• DIRECTION:
Copy whichever lines contain the string "title".

** Start of STORED DATA **

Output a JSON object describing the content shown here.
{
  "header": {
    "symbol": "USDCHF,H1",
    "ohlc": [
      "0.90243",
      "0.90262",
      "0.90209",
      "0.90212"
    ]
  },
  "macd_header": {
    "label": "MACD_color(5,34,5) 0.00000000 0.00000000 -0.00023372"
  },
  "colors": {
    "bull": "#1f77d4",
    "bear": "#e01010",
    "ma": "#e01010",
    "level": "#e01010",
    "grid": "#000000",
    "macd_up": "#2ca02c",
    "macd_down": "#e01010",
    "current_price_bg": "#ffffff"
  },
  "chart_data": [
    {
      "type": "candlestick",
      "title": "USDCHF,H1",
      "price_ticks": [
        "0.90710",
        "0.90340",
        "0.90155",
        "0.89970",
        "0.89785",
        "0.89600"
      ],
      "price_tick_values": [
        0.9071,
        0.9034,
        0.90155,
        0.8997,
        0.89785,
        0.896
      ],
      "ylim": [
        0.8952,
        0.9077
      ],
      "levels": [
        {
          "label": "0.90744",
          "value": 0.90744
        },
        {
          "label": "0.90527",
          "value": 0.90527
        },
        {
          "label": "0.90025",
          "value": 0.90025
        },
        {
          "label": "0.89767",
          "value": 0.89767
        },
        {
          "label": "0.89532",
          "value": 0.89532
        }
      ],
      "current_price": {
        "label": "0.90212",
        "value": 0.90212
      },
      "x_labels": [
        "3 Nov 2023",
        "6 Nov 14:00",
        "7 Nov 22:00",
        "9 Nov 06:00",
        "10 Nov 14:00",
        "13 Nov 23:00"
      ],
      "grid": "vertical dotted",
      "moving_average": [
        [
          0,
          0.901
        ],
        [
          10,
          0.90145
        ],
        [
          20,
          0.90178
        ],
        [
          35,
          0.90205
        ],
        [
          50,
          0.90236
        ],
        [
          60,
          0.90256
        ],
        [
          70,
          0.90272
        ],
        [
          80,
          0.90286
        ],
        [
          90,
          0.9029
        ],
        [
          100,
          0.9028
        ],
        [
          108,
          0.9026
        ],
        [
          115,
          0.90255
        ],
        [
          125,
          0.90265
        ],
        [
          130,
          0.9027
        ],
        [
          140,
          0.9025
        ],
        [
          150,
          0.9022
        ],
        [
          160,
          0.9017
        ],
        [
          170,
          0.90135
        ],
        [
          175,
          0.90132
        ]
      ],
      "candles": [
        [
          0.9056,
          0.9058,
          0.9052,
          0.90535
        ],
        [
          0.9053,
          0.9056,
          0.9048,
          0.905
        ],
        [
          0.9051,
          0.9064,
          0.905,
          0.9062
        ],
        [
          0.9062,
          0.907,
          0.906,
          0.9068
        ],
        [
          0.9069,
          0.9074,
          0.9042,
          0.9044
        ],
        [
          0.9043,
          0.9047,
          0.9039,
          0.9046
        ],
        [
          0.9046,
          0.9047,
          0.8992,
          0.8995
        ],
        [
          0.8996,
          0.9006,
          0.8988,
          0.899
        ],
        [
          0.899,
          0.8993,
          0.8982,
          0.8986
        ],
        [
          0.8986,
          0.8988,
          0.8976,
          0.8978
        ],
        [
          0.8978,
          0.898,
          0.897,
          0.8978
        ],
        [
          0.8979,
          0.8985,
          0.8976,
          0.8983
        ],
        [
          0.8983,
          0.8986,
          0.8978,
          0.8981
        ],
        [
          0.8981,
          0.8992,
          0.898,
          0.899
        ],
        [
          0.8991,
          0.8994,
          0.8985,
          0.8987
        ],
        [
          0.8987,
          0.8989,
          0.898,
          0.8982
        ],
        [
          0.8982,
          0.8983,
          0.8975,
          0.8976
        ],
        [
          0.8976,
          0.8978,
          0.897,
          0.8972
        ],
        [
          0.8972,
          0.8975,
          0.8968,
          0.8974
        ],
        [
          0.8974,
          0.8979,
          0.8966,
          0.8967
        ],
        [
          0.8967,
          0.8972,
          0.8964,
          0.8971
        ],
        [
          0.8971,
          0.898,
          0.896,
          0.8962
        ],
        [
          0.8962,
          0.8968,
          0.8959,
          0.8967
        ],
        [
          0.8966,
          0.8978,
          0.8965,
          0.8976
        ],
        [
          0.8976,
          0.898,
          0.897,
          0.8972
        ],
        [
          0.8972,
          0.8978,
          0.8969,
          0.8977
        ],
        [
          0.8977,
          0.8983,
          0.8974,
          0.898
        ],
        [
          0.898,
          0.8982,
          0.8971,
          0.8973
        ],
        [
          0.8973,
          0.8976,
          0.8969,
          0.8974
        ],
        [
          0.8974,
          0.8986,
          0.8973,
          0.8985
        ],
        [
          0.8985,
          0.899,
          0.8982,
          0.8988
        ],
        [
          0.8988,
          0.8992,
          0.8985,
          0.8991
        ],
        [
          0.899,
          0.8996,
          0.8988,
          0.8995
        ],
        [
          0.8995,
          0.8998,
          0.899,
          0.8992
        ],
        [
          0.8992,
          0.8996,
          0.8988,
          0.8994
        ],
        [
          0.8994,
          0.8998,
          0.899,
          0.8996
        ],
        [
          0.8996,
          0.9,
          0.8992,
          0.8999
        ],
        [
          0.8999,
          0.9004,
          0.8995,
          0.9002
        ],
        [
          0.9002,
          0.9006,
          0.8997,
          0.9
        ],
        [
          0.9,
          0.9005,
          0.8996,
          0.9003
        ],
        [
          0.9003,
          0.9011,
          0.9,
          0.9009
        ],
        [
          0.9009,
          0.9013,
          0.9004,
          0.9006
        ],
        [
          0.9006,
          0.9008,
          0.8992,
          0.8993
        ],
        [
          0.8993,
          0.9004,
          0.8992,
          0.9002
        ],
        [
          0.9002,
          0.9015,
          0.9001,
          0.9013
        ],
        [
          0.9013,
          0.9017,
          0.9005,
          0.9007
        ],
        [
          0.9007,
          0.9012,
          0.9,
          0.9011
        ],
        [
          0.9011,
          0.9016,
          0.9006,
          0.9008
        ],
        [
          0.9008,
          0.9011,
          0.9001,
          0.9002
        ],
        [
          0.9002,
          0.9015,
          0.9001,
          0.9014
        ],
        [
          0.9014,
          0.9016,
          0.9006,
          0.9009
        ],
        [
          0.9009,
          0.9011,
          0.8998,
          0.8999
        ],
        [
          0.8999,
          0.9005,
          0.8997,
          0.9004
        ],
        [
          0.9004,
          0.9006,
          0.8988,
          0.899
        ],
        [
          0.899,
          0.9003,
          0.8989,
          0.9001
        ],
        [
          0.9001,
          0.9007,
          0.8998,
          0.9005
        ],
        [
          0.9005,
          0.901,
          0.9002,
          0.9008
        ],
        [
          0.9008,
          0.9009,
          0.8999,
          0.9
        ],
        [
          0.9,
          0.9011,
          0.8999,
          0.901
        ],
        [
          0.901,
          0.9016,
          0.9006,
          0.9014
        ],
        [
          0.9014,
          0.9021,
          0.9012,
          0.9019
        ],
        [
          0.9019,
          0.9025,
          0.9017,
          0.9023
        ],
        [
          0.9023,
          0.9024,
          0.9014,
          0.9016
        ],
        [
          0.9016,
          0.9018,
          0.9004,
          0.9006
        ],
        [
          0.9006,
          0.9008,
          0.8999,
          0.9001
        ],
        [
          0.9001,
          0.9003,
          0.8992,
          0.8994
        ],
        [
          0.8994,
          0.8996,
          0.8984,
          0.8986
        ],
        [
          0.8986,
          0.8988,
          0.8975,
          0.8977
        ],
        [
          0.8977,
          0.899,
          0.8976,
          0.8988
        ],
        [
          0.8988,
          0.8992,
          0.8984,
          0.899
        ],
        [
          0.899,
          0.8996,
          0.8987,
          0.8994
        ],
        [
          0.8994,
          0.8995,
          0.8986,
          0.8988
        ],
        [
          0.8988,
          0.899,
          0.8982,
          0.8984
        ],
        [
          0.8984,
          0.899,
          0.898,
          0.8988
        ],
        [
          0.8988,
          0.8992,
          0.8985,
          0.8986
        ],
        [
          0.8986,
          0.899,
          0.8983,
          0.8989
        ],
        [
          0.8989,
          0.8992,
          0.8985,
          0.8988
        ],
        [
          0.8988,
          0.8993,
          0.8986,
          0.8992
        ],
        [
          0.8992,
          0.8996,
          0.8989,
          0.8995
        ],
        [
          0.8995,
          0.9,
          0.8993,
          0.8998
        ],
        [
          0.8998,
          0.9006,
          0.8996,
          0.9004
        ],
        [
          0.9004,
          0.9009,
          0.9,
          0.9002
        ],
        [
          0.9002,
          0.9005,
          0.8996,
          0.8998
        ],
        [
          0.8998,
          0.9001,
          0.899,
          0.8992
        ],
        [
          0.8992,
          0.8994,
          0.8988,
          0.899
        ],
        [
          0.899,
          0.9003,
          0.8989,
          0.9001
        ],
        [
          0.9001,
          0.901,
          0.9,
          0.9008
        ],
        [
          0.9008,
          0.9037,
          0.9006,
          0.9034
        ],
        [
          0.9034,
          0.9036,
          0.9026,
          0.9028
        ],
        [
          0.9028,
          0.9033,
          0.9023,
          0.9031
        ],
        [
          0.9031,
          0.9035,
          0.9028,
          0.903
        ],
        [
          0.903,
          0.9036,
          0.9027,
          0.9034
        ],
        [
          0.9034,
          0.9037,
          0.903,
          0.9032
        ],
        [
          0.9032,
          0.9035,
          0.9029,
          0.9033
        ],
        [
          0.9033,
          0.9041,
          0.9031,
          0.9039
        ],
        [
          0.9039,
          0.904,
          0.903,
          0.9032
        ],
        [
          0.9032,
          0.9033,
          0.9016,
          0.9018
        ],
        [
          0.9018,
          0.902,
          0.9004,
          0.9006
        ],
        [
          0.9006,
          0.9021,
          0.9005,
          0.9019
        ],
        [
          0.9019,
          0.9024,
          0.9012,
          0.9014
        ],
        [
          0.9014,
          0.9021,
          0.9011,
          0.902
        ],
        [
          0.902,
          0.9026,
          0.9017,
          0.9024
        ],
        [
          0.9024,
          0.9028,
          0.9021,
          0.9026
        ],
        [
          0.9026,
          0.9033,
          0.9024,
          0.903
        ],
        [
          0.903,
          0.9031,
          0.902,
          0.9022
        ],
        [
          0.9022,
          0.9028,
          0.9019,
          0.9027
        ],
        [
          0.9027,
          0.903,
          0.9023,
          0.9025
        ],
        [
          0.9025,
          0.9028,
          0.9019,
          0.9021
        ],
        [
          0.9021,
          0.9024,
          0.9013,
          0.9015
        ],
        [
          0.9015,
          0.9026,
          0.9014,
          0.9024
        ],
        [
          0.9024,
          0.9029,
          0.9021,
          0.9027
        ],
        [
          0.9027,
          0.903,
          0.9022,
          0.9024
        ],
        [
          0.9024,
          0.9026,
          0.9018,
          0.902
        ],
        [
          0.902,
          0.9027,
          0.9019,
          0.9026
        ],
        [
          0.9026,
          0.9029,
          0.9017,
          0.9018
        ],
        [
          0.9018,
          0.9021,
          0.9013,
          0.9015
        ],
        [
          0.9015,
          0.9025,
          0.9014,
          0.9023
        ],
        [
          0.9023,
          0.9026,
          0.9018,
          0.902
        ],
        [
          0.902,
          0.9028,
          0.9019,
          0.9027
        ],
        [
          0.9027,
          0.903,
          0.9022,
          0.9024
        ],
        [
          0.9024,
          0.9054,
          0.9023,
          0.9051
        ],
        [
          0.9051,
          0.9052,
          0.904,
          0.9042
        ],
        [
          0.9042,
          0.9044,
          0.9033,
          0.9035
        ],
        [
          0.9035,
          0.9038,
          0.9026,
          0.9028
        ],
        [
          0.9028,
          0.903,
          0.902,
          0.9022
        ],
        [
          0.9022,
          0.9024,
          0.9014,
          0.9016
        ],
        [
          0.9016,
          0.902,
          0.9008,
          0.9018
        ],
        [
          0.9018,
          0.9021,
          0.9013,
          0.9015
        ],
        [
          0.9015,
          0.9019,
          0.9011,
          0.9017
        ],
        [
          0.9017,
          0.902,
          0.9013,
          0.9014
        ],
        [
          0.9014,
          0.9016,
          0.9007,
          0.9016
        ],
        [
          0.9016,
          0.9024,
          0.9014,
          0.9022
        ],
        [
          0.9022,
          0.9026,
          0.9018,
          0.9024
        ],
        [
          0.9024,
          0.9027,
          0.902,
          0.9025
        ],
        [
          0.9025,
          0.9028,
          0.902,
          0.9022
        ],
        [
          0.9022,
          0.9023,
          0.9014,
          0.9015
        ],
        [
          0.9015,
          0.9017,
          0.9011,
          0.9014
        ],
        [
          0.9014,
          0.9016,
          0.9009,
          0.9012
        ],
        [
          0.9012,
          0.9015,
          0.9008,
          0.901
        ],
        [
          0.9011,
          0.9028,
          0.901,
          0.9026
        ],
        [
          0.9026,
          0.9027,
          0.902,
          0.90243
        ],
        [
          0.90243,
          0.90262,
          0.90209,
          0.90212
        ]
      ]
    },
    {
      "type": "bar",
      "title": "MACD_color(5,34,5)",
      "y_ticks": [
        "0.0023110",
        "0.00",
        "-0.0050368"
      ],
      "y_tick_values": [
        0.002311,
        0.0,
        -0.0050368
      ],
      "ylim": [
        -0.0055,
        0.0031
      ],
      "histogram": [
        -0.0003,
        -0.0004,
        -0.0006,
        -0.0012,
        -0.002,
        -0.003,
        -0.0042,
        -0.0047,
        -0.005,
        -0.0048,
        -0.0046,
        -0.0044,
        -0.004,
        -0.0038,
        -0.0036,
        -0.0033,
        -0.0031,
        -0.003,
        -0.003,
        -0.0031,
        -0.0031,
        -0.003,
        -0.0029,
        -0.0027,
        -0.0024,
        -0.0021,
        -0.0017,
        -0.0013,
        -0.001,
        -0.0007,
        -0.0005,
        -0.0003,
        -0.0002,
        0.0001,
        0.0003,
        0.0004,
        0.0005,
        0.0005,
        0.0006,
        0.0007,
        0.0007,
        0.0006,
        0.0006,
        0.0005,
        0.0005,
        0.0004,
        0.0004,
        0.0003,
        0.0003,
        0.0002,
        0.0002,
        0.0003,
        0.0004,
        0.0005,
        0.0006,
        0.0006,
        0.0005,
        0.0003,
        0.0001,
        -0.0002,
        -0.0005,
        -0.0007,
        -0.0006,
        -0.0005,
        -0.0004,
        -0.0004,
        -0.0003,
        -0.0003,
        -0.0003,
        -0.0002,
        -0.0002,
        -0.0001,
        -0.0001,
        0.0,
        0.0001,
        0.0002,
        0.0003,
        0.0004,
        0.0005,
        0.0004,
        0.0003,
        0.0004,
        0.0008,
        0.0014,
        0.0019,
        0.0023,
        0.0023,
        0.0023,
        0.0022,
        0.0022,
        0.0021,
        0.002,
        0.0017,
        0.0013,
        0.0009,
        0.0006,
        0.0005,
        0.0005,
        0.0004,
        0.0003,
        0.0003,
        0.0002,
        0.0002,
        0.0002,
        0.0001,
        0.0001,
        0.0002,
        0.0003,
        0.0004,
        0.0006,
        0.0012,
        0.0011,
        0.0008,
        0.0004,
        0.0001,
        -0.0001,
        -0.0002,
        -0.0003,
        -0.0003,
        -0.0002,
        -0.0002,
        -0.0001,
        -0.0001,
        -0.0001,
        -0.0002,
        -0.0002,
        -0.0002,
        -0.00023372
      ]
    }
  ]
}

** End of STORED DATA **

• ANSWER TO THE TASK:
      "title": "USDCHF,H1",
      "title": "MACD_color(5,34,5)",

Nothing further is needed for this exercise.